- _Items_
--*--
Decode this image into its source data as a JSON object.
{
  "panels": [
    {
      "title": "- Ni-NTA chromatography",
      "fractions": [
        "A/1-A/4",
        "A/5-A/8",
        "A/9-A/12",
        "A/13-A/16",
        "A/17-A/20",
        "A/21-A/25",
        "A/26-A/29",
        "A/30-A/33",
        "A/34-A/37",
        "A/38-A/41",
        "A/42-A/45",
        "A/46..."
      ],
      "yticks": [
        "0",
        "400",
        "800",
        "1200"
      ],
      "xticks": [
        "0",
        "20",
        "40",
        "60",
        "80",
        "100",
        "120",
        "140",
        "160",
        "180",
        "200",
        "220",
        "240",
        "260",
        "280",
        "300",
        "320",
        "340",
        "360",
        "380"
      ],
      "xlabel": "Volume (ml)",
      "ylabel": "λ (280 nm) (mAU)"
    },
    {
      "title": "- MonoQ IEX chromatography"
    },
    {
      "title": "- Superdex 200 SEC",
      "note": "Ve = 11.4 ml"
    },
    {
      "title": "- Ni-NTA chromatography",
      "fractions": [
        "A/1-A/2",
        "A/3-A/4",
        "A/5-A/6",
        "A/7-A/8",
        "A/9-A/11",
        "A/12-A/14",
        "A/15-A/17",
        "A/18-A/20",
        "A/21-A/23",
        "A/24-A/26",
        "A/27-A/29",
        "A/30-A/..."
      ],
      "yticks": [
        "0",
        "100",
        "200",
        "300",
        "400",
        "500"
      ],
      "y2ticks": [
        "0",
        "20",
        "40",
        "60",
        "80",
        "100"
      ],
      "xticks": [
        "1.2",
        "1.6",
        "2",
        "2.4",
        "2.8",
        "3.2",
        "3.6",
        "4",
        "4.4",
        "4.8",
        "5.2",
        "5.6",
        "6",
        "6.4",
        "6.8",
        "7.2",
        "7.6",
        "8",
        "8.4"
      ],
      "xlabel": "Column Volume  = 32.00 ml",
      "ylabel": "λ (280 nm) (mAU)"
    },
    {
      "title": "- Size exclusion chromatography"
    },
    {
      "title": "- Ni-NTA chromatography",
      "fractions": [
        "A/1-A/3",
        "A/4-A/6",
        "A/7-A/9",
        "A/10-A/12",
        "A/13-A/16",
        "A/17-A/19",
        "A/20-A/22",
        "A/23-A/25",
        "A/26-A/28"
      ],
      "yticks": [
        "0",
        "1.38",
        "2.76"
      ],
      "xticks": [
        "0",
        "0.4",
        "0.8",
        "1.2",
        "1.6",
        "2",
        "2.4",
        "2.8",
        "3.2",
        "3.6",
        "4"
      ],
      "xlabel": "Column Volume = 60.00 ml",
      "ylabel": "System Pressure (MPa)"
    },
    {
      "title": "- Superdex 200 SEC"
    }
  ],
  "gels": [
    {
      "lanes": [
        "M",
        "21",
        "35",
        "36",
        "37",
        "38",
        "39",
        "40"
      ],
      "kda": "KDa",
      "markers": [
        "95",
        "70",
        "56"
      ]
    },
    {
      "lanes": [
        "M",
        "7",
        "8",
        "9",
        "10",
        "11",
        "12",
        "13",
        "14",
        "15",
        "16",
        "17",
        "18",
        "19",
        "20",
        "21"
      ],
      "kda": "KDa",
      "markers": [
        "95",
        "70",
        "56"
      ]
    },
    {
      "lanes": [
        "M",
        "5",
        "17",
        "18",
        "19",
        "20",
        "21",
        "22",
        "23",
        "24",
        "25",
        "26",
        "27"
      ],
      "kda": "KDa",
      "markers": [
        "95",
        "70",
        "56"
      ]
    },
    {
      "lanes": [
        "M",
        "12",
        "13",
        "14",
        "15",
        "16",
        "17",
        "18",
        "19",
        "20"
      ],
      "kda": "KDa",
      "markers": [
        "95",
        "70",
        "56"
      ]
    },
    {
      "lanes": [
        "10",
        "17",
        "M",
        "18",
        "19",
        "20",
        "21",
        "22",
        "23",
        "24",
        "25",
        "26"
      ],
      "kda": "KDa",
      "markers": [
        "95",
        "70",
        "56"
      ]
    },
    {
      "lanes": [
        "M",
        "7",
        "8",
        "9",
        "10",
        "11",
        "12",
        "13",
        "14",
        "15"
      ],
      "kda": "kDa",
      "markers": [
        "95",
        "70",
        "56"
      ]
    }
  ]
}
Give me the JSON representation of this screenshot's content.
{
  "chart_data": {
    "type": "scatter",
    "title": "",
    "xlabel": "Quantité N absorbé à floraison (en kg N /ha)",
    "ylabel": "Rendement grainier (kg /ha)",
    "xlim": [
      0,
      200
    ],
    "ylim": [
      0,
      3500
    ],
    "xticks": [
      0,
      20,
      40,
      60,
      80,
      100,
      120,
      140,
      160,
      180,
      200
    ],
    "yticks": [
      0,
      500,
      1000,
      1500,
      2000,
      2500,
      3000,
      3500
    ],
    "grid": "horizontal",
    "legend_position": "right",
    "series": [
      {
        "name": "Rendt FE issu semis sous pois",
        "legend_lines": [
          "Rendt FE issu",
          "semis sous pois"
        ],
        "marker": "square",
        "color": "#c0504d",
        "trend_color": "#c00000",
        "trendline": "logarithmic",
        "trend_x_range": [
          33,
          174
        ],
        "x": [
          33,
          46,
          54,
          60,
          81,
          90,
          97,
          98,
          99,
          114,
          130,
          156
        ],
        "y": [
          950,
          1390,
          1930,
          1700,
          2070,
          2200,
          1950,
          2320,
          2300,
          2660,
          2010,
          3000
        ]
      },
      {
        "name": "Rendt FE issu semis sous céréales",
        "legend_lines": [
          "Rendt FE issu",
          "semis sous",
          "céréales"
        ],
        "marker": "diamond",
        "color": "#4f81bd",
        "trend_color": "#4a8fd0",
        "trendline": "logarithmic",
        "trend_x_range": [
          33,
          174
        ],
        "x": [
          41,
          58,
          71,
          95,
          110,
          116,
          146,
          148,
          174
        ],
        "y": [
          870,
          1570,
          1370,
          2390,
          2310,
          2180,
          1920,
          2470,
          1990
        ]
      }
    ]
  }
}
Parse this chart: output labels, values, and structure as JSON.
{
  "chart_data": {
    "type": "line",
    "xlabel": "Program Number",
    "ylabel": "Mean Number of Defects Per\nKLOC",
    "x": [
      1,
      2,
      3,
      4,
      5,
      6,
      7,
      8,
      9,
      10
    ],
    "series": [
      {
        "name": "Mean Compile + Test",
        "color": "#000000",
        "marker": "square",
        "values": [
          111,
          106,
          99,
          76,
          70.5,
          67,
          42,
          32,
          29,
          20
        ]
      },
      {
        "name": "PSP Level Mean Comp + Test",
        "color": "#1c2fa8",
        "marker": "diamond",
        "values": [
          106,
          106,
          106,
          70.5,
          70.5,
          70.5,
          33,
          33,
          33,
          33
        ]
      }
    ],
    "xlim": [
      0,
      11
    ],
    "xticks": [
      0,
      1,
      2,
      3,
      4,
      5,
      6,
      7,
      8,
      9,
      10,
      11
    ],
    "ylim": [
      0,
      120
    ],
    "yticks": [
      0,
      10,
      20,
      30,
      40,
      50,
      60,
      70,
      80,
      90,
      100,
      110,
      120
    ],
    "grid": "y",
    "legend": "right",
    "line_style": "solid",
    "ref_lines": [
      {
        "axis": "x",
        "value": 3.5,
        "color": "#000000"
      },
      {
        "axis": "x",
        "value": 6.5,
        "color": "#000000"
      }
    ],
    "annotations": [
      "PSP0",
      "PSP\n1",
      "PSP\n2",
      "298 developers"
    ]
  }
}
--*--
- _The request_
List all lines holding the string "Rendt".

- _Solution to the problem_
        "name": "Rendt FE issu semis sous pois",
          "Rendt FE issu",
        "name": "Rendt FE issu semis sous céréales",
          "Rendt FE issu",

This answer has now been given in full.